- Written problem -
Check each line below for the word "colour", and copy those that have it.

- Raw records -
-.-.-
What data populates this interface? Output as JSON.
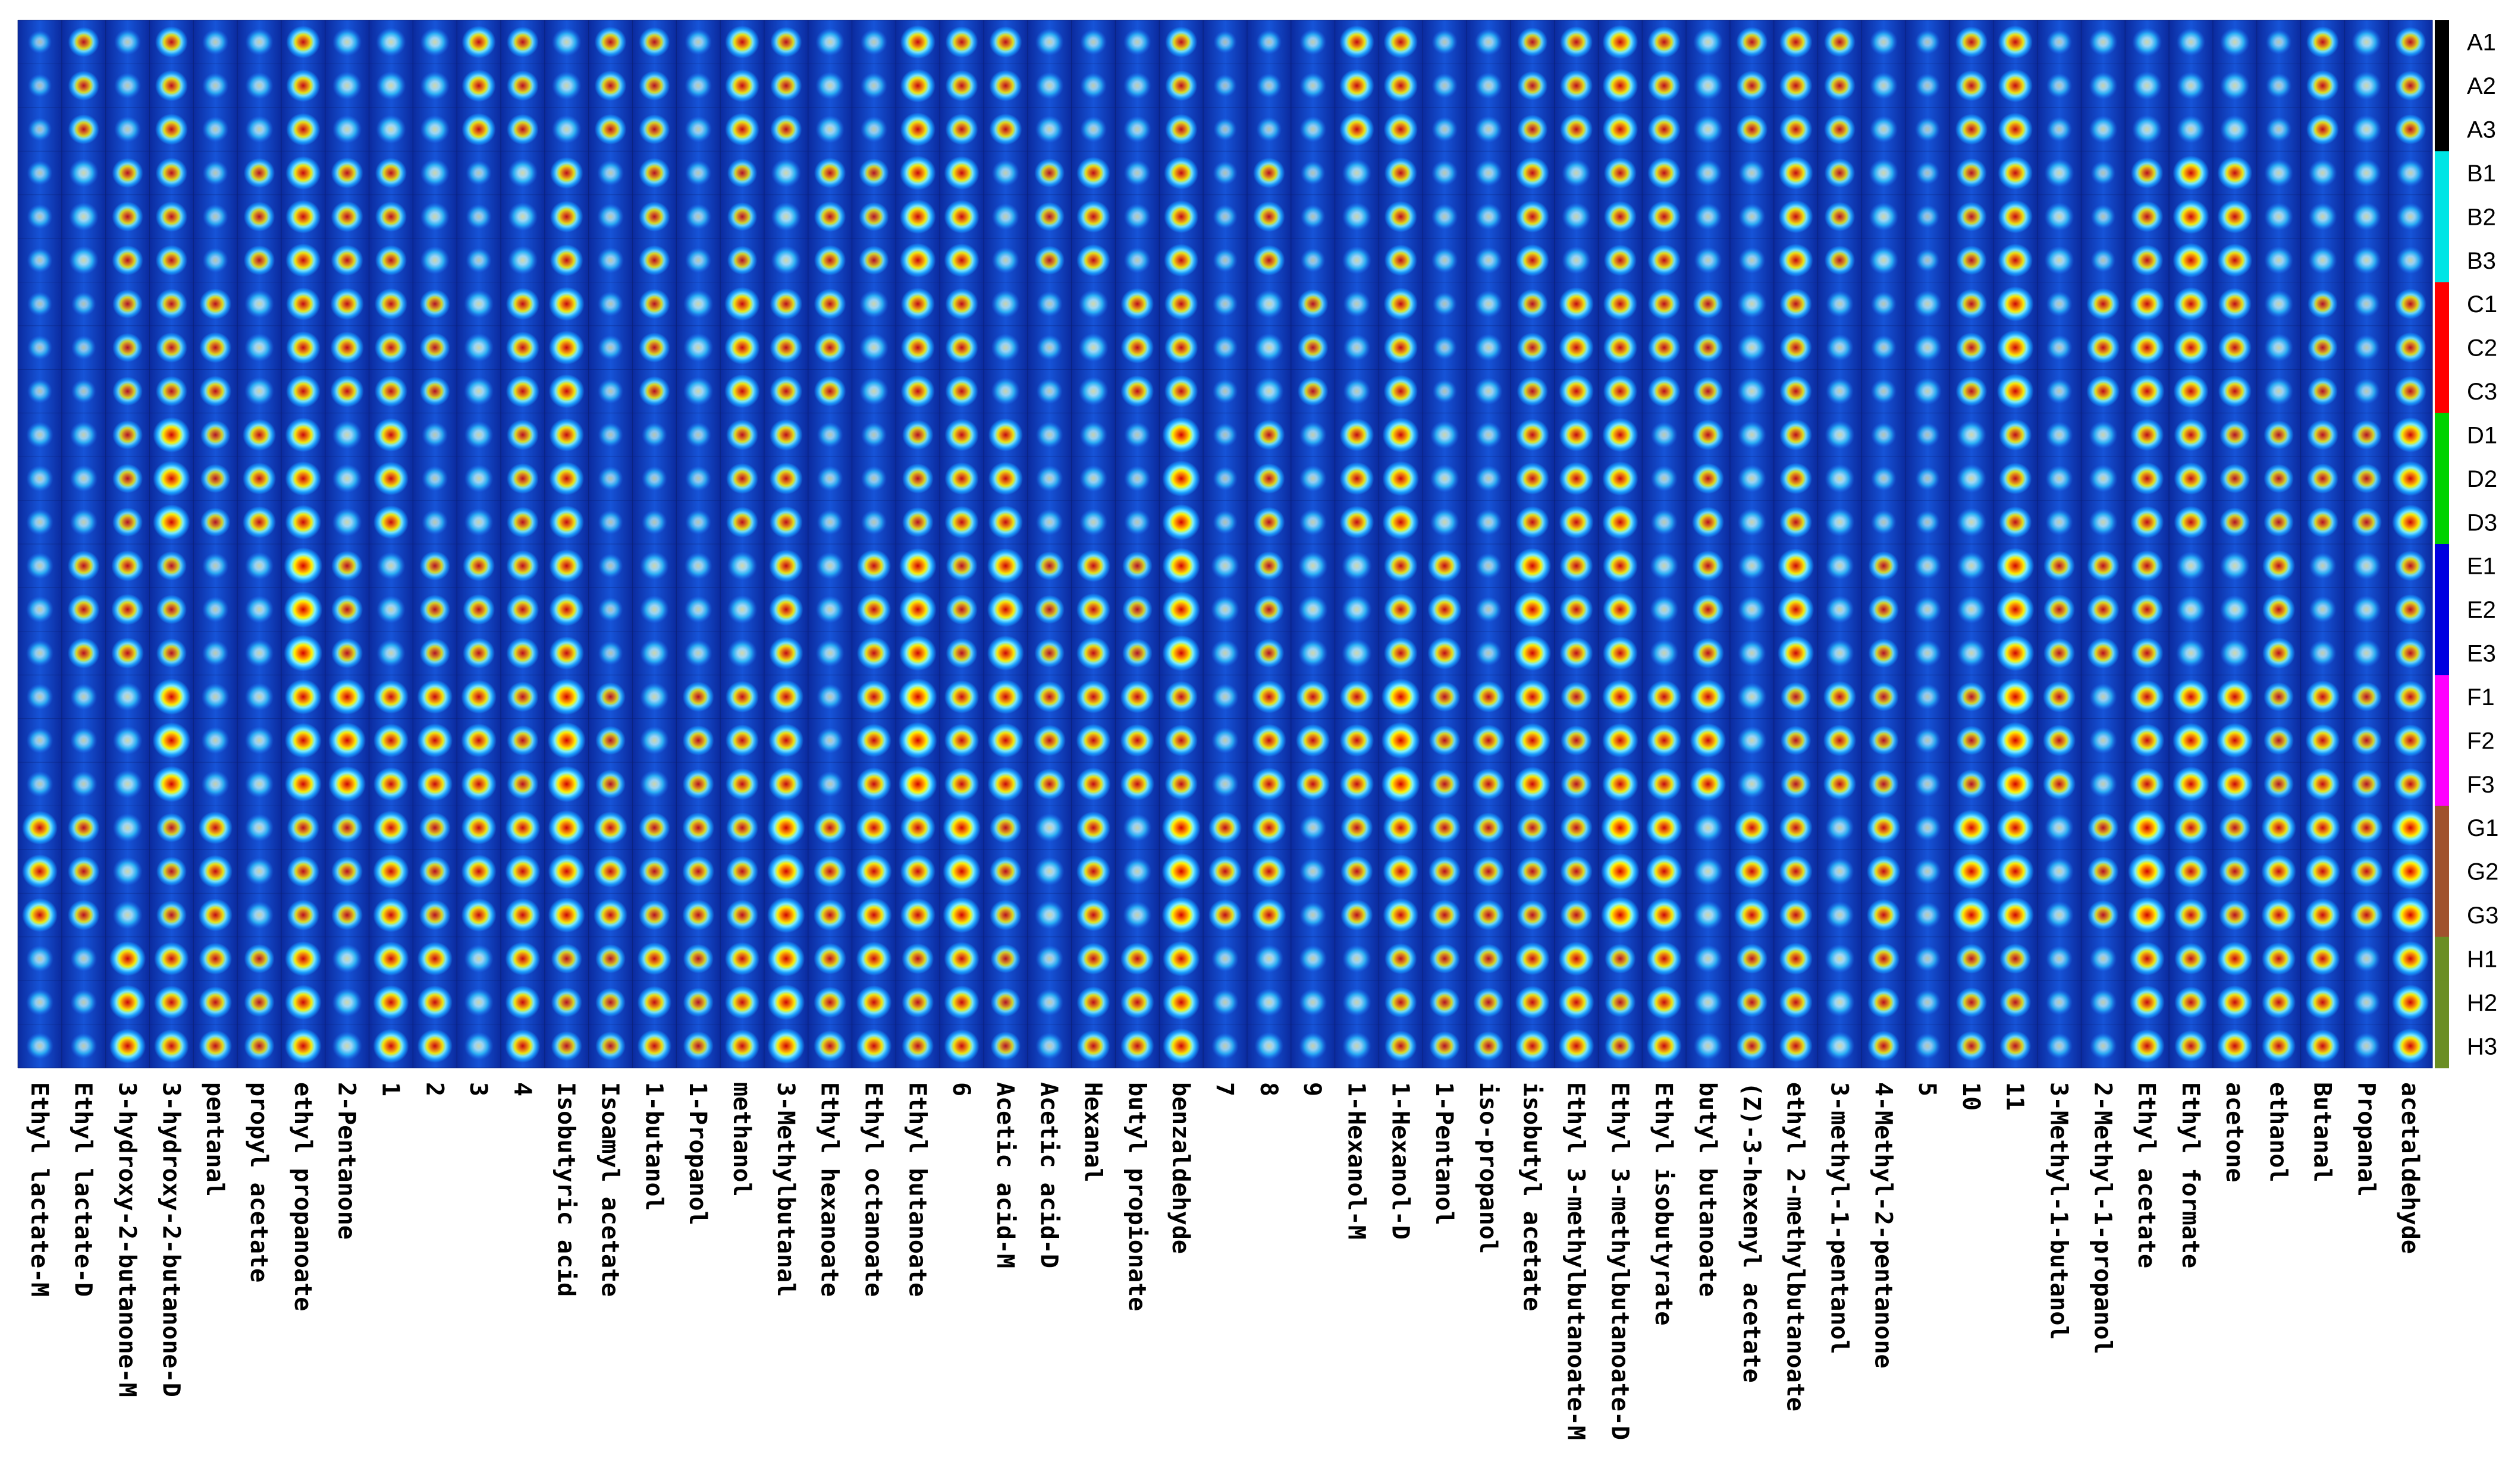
{
  "chart_data": {
    "type": "heatmap",
    "title": "",
    "description_of_values": "Gallery plot (fingerprint) of signal intensity for volatile compounds across samples; colour scale dark blue (low) to cyan, yellow, red (high)",
    "compounds": [
      "Ethyl lactate-M",
      "Ethyl lactate-D",
      "3-hydroxy-2-butanone-M",
      "3-hydroxy-2-butanone-D",
      "pentanal",
      "propyl acetate",
      "ethyl propanoate",
      "2-Pentanone",
      "1",
      "2",
      "3",
      "4",
      "Isobutyric acid",
      "Isoamyl acetate",
      "1-butanol",
      "1-Propanol",
      "methanol",
      "3-Methylbutanal",
      "Ethyl hexanoate",
      "Ethyl octanoate",
      "Ethyl butanoate",
      "6",
      "Acetic acid-M",
      "Acetic acid-D",
      "Hexanal",
      "butyl propionate",
      "benzaldehyde",
      "7",
      "8",
      "9",
      "1-Hexanol-M",
      "1-Hexanol-D",
      "1-Pentanol",
      "iso-propanol",
      "isobutyl acetate",
      "Ethyl 3-methylbutanoate-M",
      "Ethyl 3-methylbutanoate-D",
      "Ethyl isobutyrate",
      "butyl butanoate",
      "(Z)-3-hexenyl acetate",
      "ethyl 2-methylbutanoate",
      "3-methyl-1-pentanol",
      "4-Methyl-2-pentanone",
      "5",
      "10",
      "11",
      "3-Methyl-1-butanol",
      "2-Methyl-1-propanol",
      "Ethyl acetate",
      "Ethyl formate",
      "acetone",
      "ethanol",
      "Butanal",
      "Propanal",
      "acetaldehyde"
    ],
    "samples": [
      "A1",
      "A2",
      "A3",
      "B1",
      "B2",
      "B3",
      "C1",
      "C2",
      "C3",
      "D1",
      "D2",
      "D3",
      "E1",
      "E2",
      "E3",
      "F1",
      "F2",
      "F3",
      "G1",
      "G2",
      "G3",
      "H1",
      "H2",
      "H3"
    ],
    "groups": [
      {
        "name": "A",
        "color": "#000000"
      },
      {
        "name": "B",
        "color": "#00e5e5"
      },
      {
        "name": "C",
        "color": "#ff0000"
      },
      {
        "name": "D",
        "color": "#00d200"
      },
      {
        "name": "E",
        "color": "#0000e0"
      },
      {
        "name": "F",
        "color": "#ff00ff"
      },
      {
        "name": "G",
        "color": "#a0522d"
      },
      {
        "name": "H",
        "color": "#6b8e23"
      }
    ],
    "group_intensity": [
      [
        0.3,
        0.25,
        0.45,
        0.55,
        0.25,
        0.3,
        0.6,
        0.55,
        0.5,
        0.35,
        0.4,
        0.35,
        0.55,
        0.25
      ],
      [
        0.3,
        0.25,
        0.45,
        0.55,
        0.25,
        0.3,
        0.6,
        0.55,
        0.5,
        0.35,
        0.4,
        0.35,
        0.55,
        0.25
      ],
      [
        0.35,
        0.3,
        0.5,
        0.6,
        0.3,
        0.35,
        0.65,
        0.6,
        0.55,
        0.4,
        0.45,
        0.4,
        0.6,
        0.3
      ],
      [
        0.35,
        0.3,
        0.55,
        0.65,
        0.35,
        0.4,
        0.7,
        0.6,
        0.55,
        0.4,
        0.45,
        0.4,
        0.65,
        0.3
      ],
      [
        0.4,
        0.35,
        0.55,
        0.7,
        0.4,
        0.45,
        0.7,
        0.55,
        0.6,
        0.45,
        0.5,
        0.45,
        0.65,
        0.35
      ],
      [
        0.45,
        0.4,
        0.6,
        0.75,
        0.45,
        0.5,
        0.75,
        0.65,
        0.65,
        0.5,
        0.55,
        0.5,
        0.7,
        0.4
      ],
      [
        0.5,
        0.35,
        0.65,
        0.7,
        0.5,
        0.55,
        0.7,
        0.7,
        0.7,
        0.55,
        0.6,
        0.55,
        0.75,
        0.45
      ],
      [
        0.45,
        0.4,
        0.6,
        0.7,
        0.45,
        0.5,
        0.7,
        0.65,
        0.6,
        0.5,
        0.55,
        0.5,
        0.7,
        0.4
      ]
    ],
    "legend": "group colour bar at right with sample labels A1–H3",
    "xlabel": "",
    "ylabel": ""
  }
}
-.-.-
- Exercise result -
    "description_of_values": "Gallery plot (fingerprint) of signal intensity for volatile compounds across samples; colour scale dark blue (low) to cyan, yellow, red (high)",
    "legend": "group colour bar at right with sample labels A1–H3",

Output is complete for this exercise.